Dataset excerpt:
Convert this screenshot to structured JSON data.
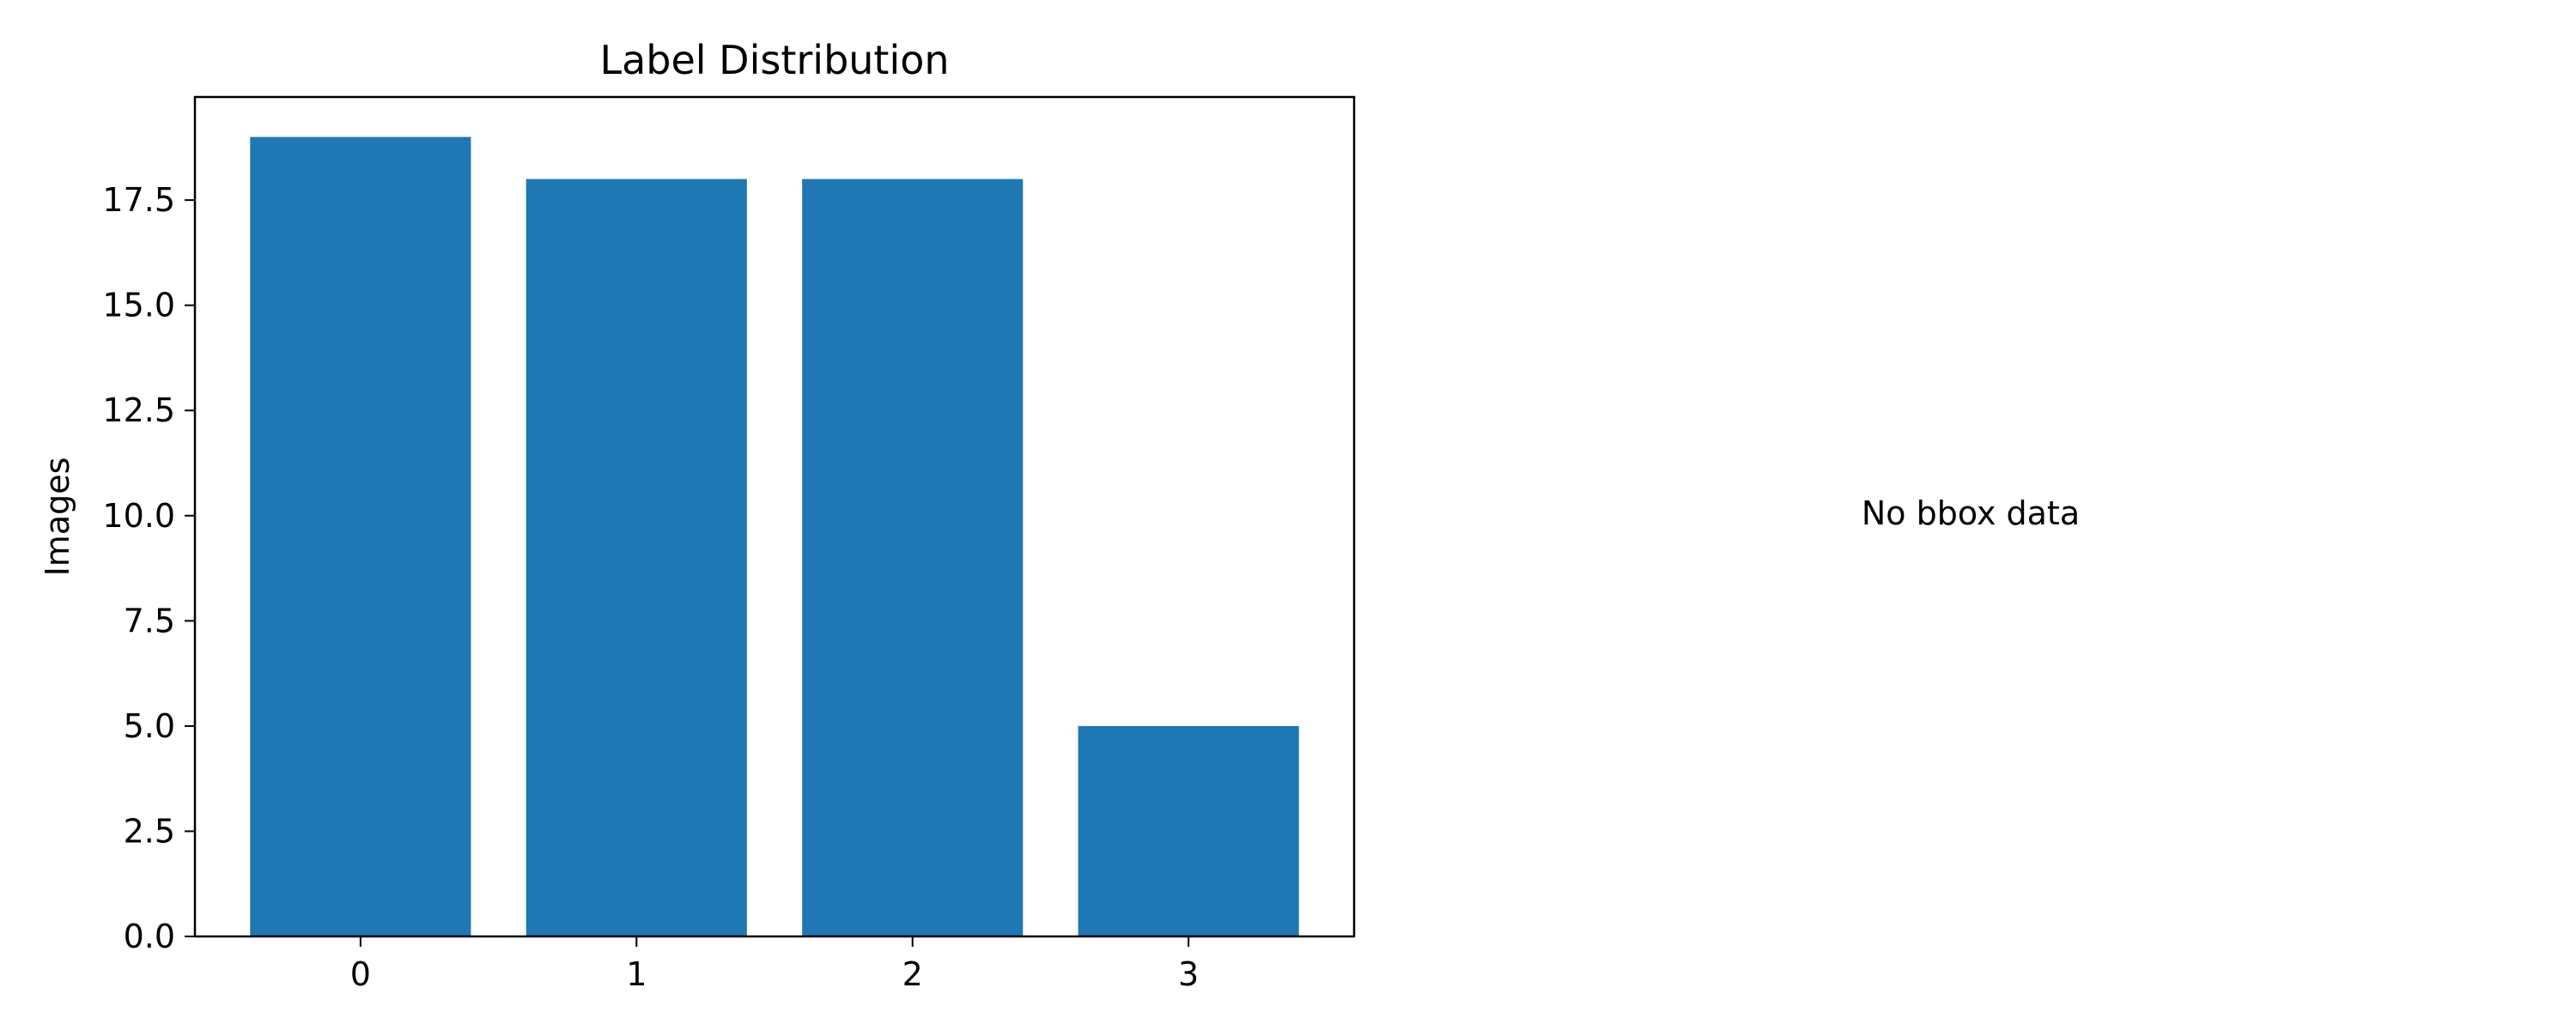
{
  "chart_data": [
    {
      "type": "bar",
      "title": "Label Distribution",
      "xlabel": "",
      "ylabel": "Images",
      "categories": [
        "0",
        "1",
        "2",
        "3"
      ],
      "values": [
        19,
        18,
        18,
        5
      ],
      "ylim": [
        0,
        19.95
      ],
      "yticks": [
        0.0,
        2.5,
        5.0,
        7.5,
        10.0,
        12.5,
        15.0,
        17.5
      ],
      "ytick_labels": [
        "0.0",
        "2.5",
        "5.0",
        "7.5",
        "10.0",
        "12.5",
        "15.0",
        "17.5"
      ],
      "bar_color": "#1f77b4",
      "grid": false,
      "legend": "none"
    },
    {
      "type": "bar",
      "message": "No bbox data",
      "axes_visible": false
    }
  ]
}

YOUR GOAL: Copy the material shown above in full and exactly. Skip the pictures.

WORKED ANSWER:
Convert this screenshot to structured JSON data.
{
  "chart_data": [
    {
      "type": "bar",
      "title": "Label Distribution",
      "xlabel": "",
      "ylabel": "Images",
      "categories": [
        "0",
        "1",
        "2",
        "3"
      ],
      "values": [
        19,
        18,
        18,
        5
      ],
      "ylim": [
        0,
        19.95
      ],
      "yticks": [
        0.0,
        2.5,
        5.0,
        7.5,
        10.0,
        12.5,
        15.0,
        17.5
      ],
      "ytick_labels": [
        "0.0",
        "2.5",
        "5.0",
        "7.5",
        "10.0",
        "12.5",
        "15.0",
        "17.5"
      ],
      "bar_color": "#1f77b4",
      "grid": false,
      "legend": "none"
    },
    {
      "type": "bar",
      "message": "No bbox data",
      "axes_visible": false
    }
  ]
}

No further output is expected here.